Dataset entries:
....

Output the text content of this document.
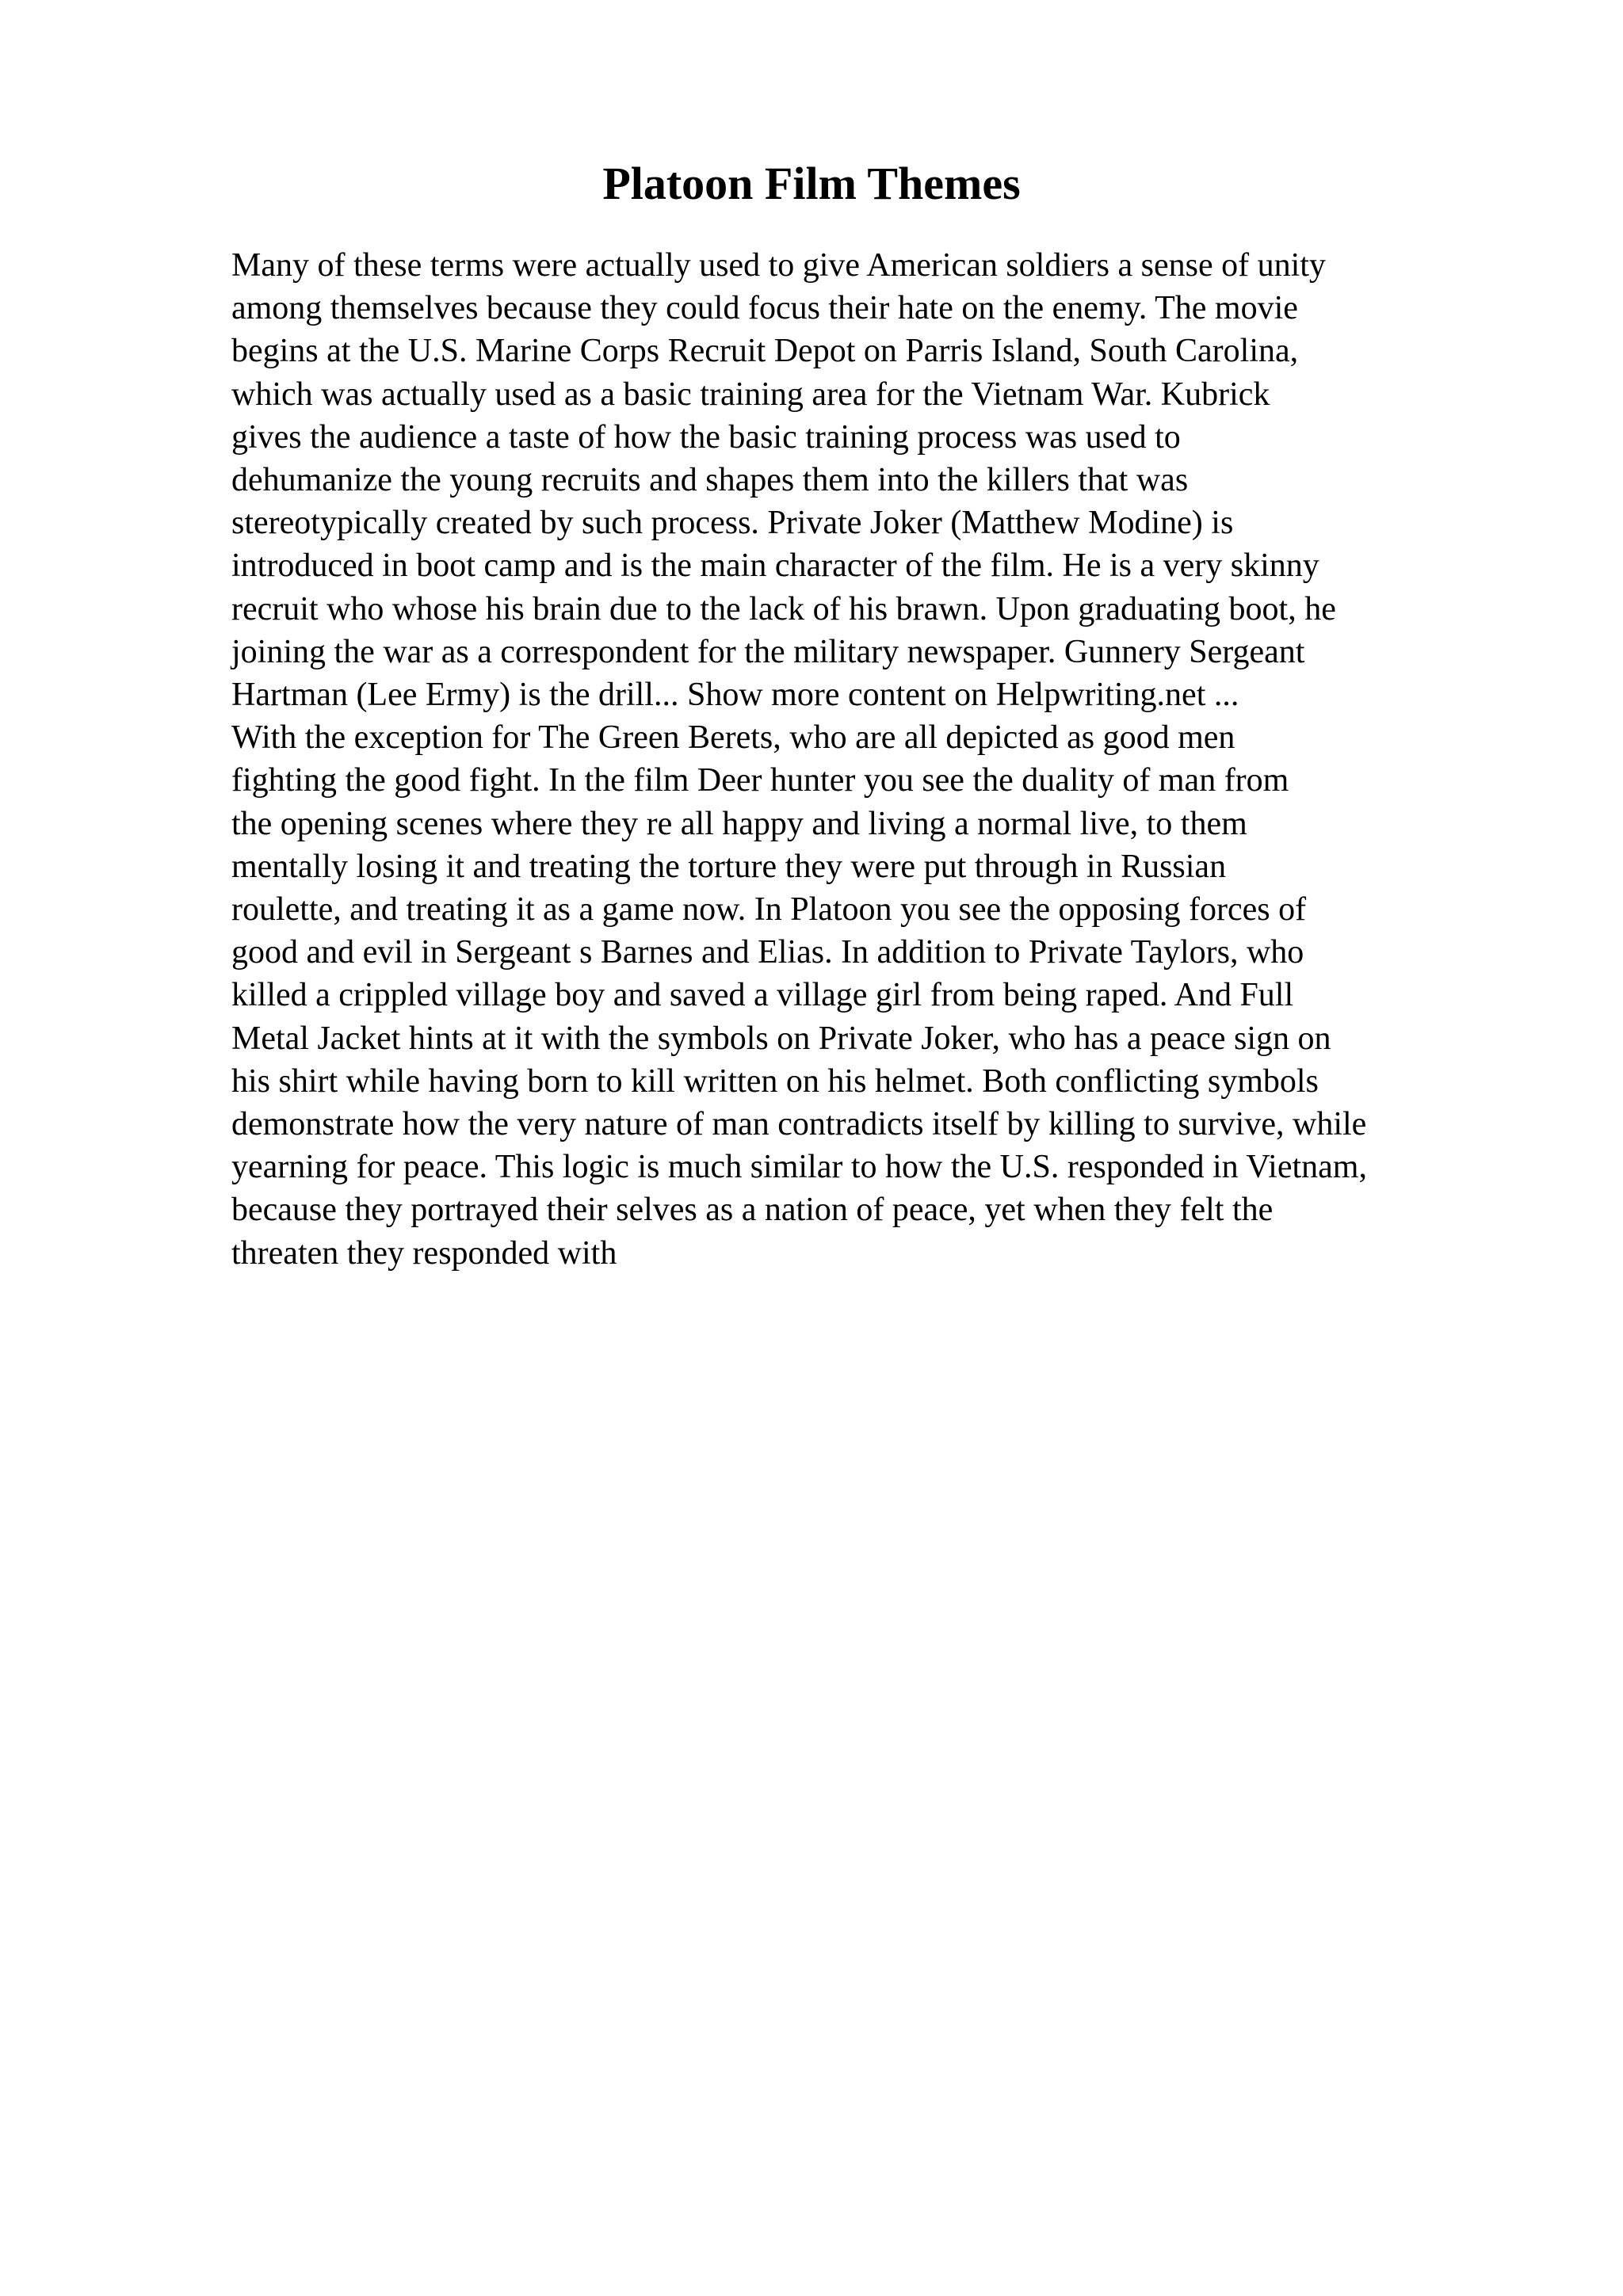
Platoon Film Themes
Many of these terms were actually used to give American soldiers a sense of unity
among themselves because they could focus their hate on the enemy. The movie
begins at the U.S. Marine Corps Recruit Depot on Parris Island, South Carolina,
which was actually used as a basic training area for the Vietnam War. Kubrick
gives the audience a taste of how the basic training process was used to
dehumanize the young recruits and shapes them into the killers that was
stereotypically created by such process. Private Joker (Matthew Modine) is
introduced in boot camp and is the main character of the film. He is a very skinny
recruit who whose his brain due to the lack of his brawn. Upon graduating boot, he
joining the war as a correspondent for the military newspaper. Gunnery Sergeant
Hartman (Lee Ermy) is the drill... Show more content on Helpwriting.net ...
With the exception for The Green Berets, who are all depicted as good men
fighting the good fight. In the film Deer hunter you see the duality of man from
the opening scenes where they re all happy and living a normal live, to them
mentally losing it and treating the torture they were put through in Russian
roulette, and treating it as a game now. In Platoon you see the opposing forces of
good and evil in Sergeant s Barnes and Elias. In addition to Private Taylors, who
killed a crippled village boy and saved a village girl from being raped. And Full
Metal Jacket hints at it with the symbols on Private Joker, who has a peace sign on
his shirt while having born to kill written on his helmet. Both conflicting symbols
demonstrate how the very nature of man contradicts itself by killing to survive, while
yearning for peace. This logic is much similar to how the U.S. responded in Vietnam,
because they portrayed their selves as a nation of peace, yet when they felt the
threaten they responded with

....

§ **Stated task**
Count every line in the data where the string "actually" occurs. Give nothing except the number.

§ **Written answer**
2